[TASK DESCRIPTION]: Rewrite the lines from the start through the line with "- nav-item-wms[interactable]: WMS: [945, 10, 1039, 60]", changing "field-unit" to "unit-label" and keeping everything else the same.

====== MATERIAL SHOWN ======

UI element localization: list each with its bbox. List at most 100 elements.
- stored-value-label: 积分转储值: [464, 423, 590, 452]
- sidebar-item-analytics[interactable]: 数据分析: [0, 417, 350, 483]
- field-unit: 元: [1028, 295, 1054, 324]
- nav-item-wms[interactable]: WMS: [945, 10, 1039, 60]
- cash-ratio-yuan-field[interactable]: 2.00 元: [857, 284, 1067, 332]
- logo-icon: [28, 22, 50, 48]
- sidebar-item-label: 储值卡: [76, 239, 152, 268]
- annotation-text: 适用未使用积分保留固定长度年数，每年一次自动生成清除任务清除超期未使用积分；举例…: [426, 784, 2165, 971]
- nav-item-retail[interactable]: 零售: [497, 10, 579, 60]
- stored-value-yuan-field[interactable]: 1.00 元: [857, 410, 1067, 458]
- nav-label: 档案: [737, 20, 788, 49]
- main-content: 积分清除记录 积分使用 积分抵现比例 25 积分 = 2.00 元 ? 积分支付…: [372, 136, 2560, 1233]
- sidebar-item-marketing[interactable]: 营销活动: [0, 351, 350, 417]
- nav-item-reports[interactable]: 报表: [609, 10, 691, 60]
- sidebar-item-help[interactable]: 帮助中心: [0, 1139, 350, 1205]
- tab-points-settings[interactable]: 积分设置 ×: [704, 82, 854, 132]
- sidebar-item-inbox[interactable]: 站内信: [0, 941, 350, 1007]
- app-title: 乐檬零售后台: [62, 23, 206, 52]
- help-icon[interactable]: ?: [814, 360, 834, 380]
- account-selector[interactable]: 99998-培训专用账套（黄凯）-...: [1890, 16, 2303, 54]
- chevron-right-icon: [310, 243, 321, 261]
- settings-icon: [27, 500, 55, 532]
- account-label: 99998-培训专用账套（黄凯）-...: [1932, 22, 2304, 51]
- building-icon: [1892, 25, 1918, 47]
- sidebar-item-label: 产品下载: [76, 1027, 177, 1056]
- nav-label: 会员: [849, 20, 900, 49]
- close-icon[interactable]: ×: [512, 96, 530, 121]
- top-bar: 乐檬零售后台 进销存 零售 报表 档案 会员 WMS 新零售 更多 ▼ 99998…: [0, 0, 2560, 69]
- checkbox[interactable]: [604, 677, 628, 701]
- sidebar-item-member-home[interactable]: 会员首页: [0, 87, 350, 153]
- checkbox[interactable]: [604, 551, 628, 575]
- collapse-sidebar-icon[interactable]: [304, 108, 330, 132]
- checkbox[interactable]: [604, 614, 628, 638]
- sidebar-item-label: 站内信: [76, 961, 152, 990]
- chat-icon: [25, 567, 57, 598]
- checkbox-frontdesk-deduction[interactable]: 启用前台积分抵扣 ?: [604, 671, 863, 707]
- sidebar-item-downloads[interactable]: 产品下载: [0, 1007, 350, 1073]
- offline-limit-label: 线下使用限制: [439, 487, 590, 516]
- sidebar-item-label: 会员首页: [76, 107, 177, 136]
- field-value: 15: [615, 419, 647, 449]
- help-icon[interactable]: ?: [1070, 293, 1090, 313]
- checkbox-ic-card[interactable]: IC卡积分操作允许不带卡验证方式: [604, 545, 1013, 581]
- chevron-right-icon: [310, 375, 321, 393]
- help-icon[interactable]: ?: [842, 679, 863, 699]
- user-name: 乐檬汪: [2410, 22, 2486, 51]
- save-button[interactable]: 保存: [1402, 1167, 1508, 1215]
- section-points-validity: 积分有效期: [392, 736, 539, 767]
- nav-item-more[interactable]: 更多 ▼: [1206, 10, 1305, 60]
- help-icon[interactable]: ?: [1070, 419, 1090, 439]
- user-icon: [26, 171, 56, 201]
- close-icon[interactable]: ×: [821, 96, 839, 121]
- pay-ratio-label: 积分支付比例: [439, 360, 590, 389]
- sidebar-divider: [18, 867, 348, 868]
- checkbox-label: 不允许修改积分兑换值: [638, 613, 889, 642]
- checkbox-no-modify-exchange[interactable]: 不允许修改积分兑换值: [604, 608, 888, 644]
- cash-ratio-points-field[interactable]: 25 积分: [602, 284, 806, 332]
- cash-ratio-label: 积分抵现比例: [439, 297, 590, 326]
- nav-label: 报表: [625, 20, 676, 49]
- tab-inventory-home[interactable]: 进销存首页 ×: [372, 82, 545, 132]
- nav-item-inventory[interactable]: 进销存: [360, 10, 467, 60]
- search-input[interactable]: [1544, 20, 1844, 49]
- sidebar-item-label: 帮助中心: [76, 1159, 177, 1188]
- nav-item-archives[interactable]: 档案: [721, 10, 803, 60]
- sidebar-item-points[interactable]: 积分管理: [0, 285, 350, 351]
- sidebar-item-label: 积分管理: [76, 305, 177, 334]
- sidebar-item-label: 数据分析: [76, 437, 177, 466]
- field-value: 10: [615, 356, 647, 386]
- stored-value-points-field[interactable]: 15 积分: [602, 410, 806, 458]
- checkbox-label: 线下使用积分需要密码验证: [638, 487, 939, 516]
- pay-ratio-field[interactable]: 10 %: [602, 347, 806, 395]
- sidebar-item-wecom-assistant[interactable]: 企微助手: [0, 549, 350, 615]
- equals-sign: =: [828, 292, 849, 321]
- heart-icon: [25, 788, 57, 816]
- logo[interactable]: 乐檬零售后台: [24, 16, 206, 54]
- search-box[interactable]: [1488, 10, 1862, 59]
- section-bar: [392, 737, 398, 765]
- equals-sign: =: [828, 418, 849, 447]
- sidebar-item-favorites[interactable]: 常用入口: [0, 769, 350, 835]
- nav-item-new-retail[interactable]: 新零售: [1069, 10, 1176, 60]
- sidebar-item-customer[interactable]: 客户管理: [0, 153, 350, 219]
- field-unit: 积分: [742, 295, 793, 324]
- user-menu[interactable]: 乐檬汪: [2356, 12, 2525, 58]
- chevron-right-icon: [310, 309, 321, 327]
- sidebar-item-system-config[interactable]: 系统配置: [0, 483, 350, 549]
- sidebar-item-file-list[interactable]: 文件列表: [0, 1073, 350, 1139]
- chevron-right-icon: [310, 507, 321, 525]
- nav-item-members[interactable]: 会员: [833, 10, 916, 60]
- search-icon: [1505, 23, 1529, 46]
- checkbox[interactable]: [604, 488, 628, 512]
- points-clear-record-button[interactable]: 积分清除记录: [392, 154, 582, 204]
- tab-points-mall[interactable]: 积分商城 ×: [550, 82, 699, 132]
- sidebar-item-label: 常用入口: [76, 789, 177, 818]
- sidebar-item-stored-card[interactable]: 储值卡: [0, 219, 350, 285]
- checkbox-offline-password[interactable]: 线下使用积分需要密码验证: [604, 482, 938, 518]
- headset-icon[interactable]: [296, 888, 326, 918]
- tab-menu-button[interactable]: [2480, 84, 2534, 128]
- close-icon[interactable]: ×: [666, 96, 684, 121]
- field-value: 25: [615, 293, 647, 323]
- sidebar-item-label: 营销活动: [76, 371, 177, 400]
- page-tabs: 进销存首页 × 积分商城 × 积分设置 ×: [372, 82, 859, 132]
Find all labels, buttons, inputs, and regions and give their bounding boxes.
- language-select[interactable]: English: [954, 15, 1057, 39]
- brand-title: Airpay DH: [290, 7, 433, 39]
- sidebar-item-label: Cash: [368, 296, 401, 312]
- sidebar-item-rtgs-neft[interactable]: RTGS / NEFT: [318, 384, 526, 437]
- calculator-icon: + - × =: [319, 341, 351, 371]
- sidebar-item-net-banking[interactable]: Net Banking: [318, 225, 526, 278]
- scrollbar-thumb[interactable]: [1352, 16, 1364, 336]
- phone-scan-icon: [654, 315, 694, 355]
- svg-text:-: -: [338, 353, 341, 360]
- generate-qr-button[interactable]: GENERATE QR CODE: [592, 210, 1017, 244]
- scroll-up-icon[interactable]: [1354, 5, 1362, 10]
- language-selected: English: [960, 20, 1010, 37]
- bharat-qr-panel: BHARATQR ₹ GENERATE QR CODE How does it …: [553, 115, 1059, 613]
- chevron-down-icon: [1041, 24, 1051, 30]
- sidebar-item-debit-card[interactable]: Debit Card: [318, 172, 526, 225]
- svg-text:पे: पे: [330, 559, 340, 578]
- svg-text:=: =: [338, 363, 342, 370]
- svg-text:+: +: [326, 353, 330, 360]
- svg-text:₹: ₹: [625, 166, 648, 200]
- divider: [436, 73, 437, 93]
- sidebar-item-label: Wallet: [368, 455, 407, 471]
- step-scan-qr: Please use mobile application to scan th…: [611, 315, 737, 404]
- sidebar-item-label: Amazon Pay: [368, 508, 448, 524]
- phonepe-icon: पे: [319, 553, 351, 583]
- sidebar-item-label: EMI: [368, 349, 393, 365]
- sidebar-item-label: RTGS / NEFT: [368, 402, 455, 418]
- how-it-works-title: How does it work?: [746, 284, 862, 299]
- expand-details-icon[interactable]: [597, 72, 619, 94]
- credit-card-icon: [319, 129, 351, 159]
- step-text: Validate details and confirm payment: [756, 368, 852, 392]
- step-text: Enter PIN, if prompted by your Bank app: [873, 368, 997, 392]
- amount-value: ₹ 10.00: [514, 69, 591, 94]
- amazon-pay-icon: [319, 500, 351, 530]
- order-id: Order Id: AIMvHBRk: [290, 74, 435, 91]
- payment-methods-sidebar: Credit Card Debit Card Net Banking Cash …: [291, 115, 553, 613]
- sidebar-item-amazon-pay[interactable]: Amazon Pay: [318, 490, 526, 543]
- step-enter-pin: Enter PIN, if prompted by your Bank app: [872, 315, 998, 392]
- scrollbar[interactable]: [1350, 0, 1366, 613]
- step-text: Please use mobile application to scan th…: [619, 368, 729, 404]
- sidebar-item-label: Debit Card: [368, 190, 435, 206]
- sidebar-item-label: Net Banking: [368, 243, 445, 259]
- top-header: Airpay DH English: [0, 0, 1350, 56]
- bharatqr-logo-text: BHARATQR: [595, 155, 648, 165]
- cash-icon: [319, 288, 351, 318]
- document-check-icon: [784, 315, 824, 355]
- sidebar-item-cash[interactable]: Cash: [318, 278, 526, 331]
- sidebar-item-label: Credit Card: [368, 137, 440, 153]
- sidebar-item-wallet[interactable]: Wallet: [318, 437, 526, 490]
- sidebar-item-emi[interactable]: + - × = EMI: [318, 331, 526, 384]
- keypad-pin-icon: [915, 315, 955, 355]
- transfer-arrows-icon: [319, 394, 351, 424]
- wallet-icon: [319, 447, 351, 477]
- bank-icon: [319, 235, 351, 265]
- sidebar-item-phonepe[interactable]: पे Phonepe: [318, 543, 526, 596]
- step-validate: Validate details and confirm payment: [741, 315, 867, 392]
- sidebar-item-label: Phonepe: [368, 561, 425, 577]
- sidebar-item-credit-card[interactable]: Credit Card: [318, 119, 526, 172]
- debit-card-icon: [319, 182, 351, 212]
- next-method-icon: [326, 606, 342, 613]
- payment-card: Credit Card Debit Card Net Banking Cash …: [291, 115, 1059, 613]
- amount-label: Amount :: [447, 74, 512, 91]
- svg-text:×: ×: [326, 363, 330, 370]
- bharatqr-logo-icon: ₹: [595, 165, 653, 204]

======

[FINISHED TASK]:
UI element localization: list each with its bbox. List at most 100 elements.
- stored-value-label: 积分转储值: [464, 423, 590, 452]
- sidebar-item-analytics[interactable]: 数据分析: [0, 417, 350, 483]
- unit-label: 元: [1028, 295, 1054, 324]
- nav-item-wms[interactable]: WMS: [945, 10, 1039, 60]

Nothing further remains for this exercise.